--- Directions for this task ---
Write out the listing below again, precisely as it is given.
* * * * *
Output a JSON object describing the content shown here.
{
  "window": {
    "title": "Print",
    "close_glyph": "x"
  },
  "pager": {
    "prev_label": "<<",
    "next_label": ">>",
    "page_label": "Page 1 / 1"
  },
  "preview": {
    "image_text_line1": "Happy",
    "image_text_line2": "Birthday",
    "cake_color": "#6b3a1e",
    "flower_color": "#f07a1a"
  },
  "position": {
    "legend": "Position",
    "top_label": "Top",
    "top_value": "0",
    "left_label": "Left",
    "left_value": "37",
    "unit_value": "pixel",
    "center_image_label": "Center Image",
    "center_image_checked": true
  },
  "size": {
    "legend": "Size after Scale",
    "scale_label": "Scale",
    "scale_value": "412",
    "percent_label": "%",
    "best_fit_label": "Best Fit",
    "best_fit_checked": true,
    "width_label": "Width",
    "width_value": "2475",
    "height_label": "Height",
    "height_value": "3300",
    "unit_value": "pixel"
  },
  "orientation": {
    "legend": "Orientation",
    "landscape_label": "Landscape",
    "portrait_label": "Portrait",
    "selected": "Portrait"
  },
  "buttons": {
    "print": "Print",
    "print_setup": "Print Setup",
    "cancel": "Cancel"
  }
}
* * * * *
--- Answer for this exercise ---
Output a JSON object describing the content shown here.
{
  "window": {
    "title": "Print",
    "close_glyph": "x"
  },
  "pager": {
    "prev_label": "<<",
    "next_label": ">>",
    "page_label": "Page 1 / 1"
  },
  "preview": {
    "image_text_line1": "Happy",
    "image_text_line2": "Birthday",
    "cake_color": "#6b3a1e",
    "flower_color": "#f07a1a"
  },
  "position": {
    "legend": "Position",
    "top_label": "Top",
    "top_value": "0",
    "left_label": "Left",
    "left_value": "37",
    "unit_value": "pixel",
    "center_image_label": "Center Image",
    "center_image_checked": true
  },
  "size": {
    "legend": "Size after Scale",
    "scale_label": "Scale",
    "scale_value": "412",
    "percent_label": "%",
    "best_fit_label": "Best Fit",
    "best_fit_checked": true,
    "width_label": "Width",
    "width_value": "2475",
    "height_label": "Height",
    "height_value": "3300",
    "unit_value": "pixel"
  },
  "orientation": {
    "legend": "Orientation",
    "landscape_label": "Landscape",
    "portrait_label": "Portrait",
    "selected": "Portrait"
  },
  "buttons": {
    "print": "Print",
    "print_setup": "Print Setup",
    "cancel": "Cancel"
  }
}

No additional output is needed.